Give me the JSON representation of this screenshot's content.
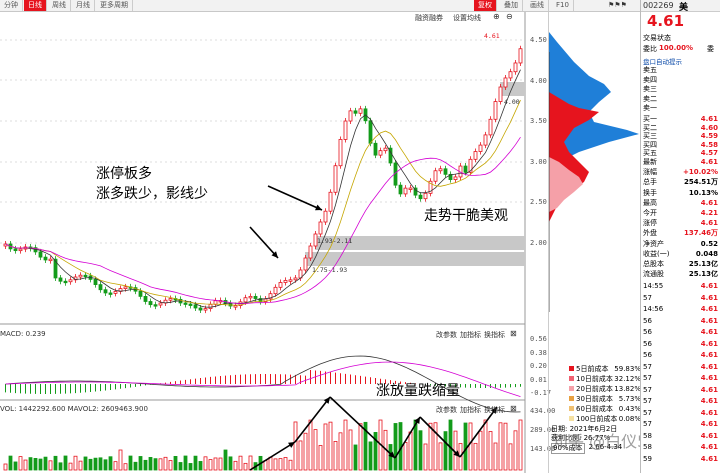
{
  "top_tabs": [
    {
      "label": "分钟",
      "active": false
    },
    {
      "label": "日线",
      "active": true
    },
    {
      "label": "周线",
      "active": false
    },
    {
      "label": "月线",
      "active": false
    },
    {
      "label": "更多周期",
      "active": false
    }
  ],
  "top_right_tabs": [
    {
      "label": "复权",
      "active": true
    },
    {
      "label": "叠加",
      "active": false
    },
    {
      "label": "画线",
      "active": false
    },
    {
      "label": "F10",
      "active": false
    }
  ],
  "chart_toolbar": {
    "margin_trading": "融资融券",
    "set_price_line": "设置均线"
  },
  "price_axis": [
    "4.50",
    "4.00",
    "3.50",
    "3.00",
    "2.50",
    "2.00"
  ],
  "price_high_label": "4.61",
  "price_level_label": "4.00",
  "gap_labels": [
    "1.93-2.11",
    "1.75-1.93"
  ],
  "macd": {
    "header": "MACD: 0.239",
    "buttons": [
      "改参数",
      "加指标",
      "换指标"
    ],
    "axis": [
      "0.56",
      "0.38",
      "0.20",
      "0.01",
      "-0.17"
    ]
  },
  "volume": {
    "header": "VOL: 1442292.600  MAVOL2: 2609463.900",
    "buttons": [
      "改参数",
      "加指标",
      "换指标"
    ],
    "axis": [
      "434.00",
      "289.00",
      "143.00"
    ]
  },
  "annotations": {
    "limit_up": "涨停板多",
    "rise_more": "涨多跌少，影线少",
    "trend": "走势干脆美观",
    "volume_note": "涨放量跌缩量"
  },
  "chip_legend": [
    {
      "label": "5日前成本",
      "value": "59.83%",
      "color": "#e6141e"
    },
    {
      "label": "10日前成本",
      "value": "32.12%",
      "color": "#f06070"
    },
    {
      "label": "20日前成本",
      "value": "13.82%",
      "color": "#f5a0a8"
    },
    {
      "label": "30日前成本",
      "value": "5.73%",
      "color": "#e8a040"
    },
    {
      "label": "60日前成本",
      "value": "0.43%",
      "color": "#f0c070"
    },
    {
      "label": "100日前成本",
      "value": "0.08%",
      "color": "#f5e0a0"
    }
  ],
  "chip_info": {
    "date": "日期: 2021年6月2日",
    "profit": "获利比例: 26.77%",
    "cost": "90%成本",
    "cost_range": "2.66-4.34"
  },
  "watermark": "知乎 @白仪520",
  "right_panel": {
    "code": "002269",
    "name": "美",
    "price": "4.61",
    "trade_status": "交易状态",
    "ratio_label": "委比",
    "ratio_value": "100.00%",
    "ratio_extra": "委",
    "book_alert": "盘口自动提示",
    "sells": [
      {
        "label": "卖五",
        "value": ""
      },
      {
        "label": "卖四",
        "value": ""
      },
      {
        "label": "卖三",
        "value": ""
      },
      {
        "label": "卖二",
        "value": ""
      },
      {
        "label": "卖一",
        "value": ""
      }
    ],
    "buys": [
      {
        "label": "买一",
        "value": "4.61"
      },
      {
        "label": "买二",
        "value": "4.60"
      },
      {
        "label": "买三",
        "value": "4.59"
      },
      {
        "label": "买四",
        "value": "4.58"
      },
      {
        "label": "买五",
        "value": "4.57"
      }
    ],
    "stats": [
      {
        "label": "最新",
        "value": "4.61",
        "color": "red"
      },
      {
        "label": "涨幅",
        "value": "+10.02%",
        "color": "red"
      },
      {
        "label": "总手",
        "value": "254.51万",
        "color": "black"
      },
      {
        "label": "换手",
        "value": "10.13%",
        "color": "black"
      },
      {
        "label": "最高",
        "value": "4.61",
        "color": "red"
      },
      {
        "label": "今开",
        "value": "4.21",
        "color": "red"
      },
      {
        "label": "涨停",
        "value": "4.61",
        "color": "red"
      },
      {
        "label": "外盘",
        "value": "137.46万",
        "color": "red"
      },
      {
        "label": "净资产",
        "value": "0.52",
        "color": "black"
      },
      {
        "label": "收益(一)",
        "value": "0.048",
        "color": "black"
      },
      {
        "label": "总股本",
        "value": "25.13亿",
        "color": "black"
      },
      {
        "label": "流通股",
        "value": "25.13亿",
        "color": "black"
      }
    ],
    "ticks": [
      {
        "time": "14:55",
        "price": "4.61"
      },
      {
        "time": "57",
        "price": "4.61"
      },
      {
        "time": "14:56",
        "price": "4.61"
      },
      {
        "time": "56",
        "price": "4.61"
      },
      {
        "time": "56",
        "price": "4.61"
      },
      {
        "time": "56",
        "price": "4.61"
      },
      {
        "time": "56",
        "price": "4.61"
      },
      {
        "time": "57",
        "price": "4.61"
      },
      {
        "time": "57",
        "price": "4.61"
      },
      {
        "time": "57",
        "price": "4.61"
      },
      {
        "time": "57",
        "price": "4.61"
      },
      {
        "time": "57",
        "price": "4.61"
      },
      {
        "time": "57",
        "price": "4.61"
      },
      {
        "time": "58",
        "price": "4.61"
      },
      {
        "time": "58",
        "price": "4.61"
      },
      {
        "time": "59",
        "price": "4.61"
      }
    ]
  },
  "colors": {
    "up": "#e6141e",
    "down": "#139b1a",
    "accent_blue": "#0b4aa8"
  }
}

• **WHAT IS REQUIRED**
All records must be output exactly as they are, except for the pictures, which are left out.

• **WRITTEN ANSWER**
Give me the JSON representation of this screenshot's content.
{
  "top_tabs": [
    {
      "label": "分钟",
      "active": false
    },
    {
      "label": "日线",
      "active": true
    },
    {
      "label": "周线",
      "active": false
    },
    {
      "label": "月线",
      "active": false
    },
    {
      "label": "更多周期",
      "active": false
    }
  ],
  "top_right_tabs": [
    {
      "label": "复权",
      "active": true
    },
    {
      "label": "叠加",
      "active": false
    },
    {
      "label": "画线",
      "active": false
    },
    {
      "label": "F10",
      "active": false
    }
  ],
  "chart_toolbar": {
    "margin_trading": "融资融券",
    "set_price_line": "设置均线"
  },
  "price_axis": [
    "4.50",
    "4.00",
    "3.50",
    "3.00",
    "2.50",
    "2.00"
  ],
  "price_high_label": "4.61",
  "price_level_label": "4.00",
  "gap_labels": [
    "1.93-2.11",
    "1.75-1.93"
  ],
  "macd": {
    "header": "MACD: 0.239",
    "buttons": [
      "改参数",
      "加指标",
      "换指标"
    ],
    "axis": [
      "0.56",
      "0.38",
      "0.20",
      "0.01",
      "-0.17"
    ]
  },
  "volume": {
    "header": "VOL: 1442292.600  MAVOL2: 2609463.900",
    "buttons": [
      "改参数",
      "加指标",
      "换指标"
    ],
    "axis": [
      "434.00",
      "289.00",
      "143.00"
    ]
  },
  "annotations": {
    "limit_up": "涨停板多",
    "rise_more": "涨多跌少，影线少",
    "trend": "走势干脆美观",
    "volume_note": "涨放量跌缩量"
  },
  "chip_legend": [
    {
      "label": "5日前成本",
      "value": "59.83%",
      "color": "#e6141e"
    },
    {
      "label": "10日前成本",
      "value": "32.12%",
      "color": "#f06070"
    },
    {
      "label": "20日前成本",
      "value": "13.82%",
      "color": "#f5a0a8"
    },
    {
      "label": "30日前成本",
      "value": "5.73%",
      "color": "#e8a040"
    },
    {
      "label": "60日前成本",
      "value": "0.43%",
      "color": "#f0c070"
    },
    {
      "label": "100日前成本",
      "value": "0.08%",
      "color": "#f5e0a0"
    }
  ],
  "chip_info": {
    "date": "日期: 2021年6月2日",
    "profit": "获利比例: 26.77%",
    "cost": "90%成本",
    "cost_range": "2.66-4.34"
  },
  "watermark": "知乎 @白仪520",
  "right_panel": {
    "code": "002269",
    "name": "美",
    "price": "4.61",
    "trade_status": "交易状态",
    "ratio_label": "委比",
    "ratio_value": "100.00%",
    "ratio_extra": "委",
    "book_alert": "盘口自动提示",
    "sells": [
      {
        "label": "卖五",
        "value": ""
      },
      {
        "label": "卖四",
        "value": ""
      },
      {
        "label": "卖三",
        "value": ""
      },
      {
        "label": "卖二",
        "value": ""
      },
      {
        "label": "卖一",
        "value": ""
      }
    ],
    "buys": [
      {
        "label": "买一",
        "value": "4.61"
      },
      {
        "label": "买二",
        "value": "4.60"
      },
      {
        "label": "买三",
        "value": "4.59"
      },
      {
        "label": "买四",
        "value": "4.58"
      },
      {
        "label": "买五",
        "value": "4.57"
      }
    ],
    "stats": [
      {
        "label": "最新",
        "value": "4.61",
        "color": "red"
      },
      {
        "label": "涨幅",
        "value": "+10.02%",
        "color": "red"
      },
      {
        "label": "总手",
        "value": "254.51万",
        "color": "black"
      },
      {
        "label": "换手",
        "value": "10.13%",
        "color": "black"
      },
      {
        "label": "最高",
        "value": "4.61",
        "color": "red"
      },
      {
        "label": "今开",
        "value": "4.21",
        "color": "red"
      },
      {
        "label": "涨停",
        "value": "4.61",
        "color": "red"
      },
      {
        "label": "外盘",
        "value": "137.46万",
        "color": "red"
      },
      {
        "label": "净资产",
        "value": "0.52",
        "color": "black"
      },
      {
        "label": "收益(一)",
        "value": "0.048",
        "color": "black"
      },
      {
        "label": "总股本",
        "value": "25.13亿",
        "color": "black"
      },
      {
        "label": "流通股",
        "value": "25.13亿",
        "color": "black"
      }
    ],
    "ticks": [
      {
        "time": "14:55",
        "price": "4.61"
      },
      {
        "time": "57",
        "price": "4.61"
      },
      {
        "time": "14:56",
        "price": "4.61"
      },
      {
        "time": "56",
        "price": "4.61"
      },
      {
        "time": "56",
        "price": "4.61"
      },
      {
        "time": "56",
        "price": "4.61"
      },
      {
        "time": "56",
        "price": "4.61"
      },
      {
        "time": "57",
        "price": "4.61"
      },
      {
        "time": "57",
        "price": "4.61"
      },
      {
        "time": "57",
        "price": "4.61"
      },
      {
        "time": "57",
        "price": "4.61"
      },
      {
        "time": "57",
        "price": "4.61"
      },
      {
        "time": "57",
        "price": "4.61"
      },
      {
        "time": "58",
        "price": "4.61"
      },
      {
        "time": "58",
        "price": "4.61"
      },
      {
        "time": "59",
        "price": "4.61"
      }
    ]
  },
  "colors": {
    "up": "#e6141e",
    "down": "#139b1a",
    "accent_blue": "#0b4aa8"
  }
}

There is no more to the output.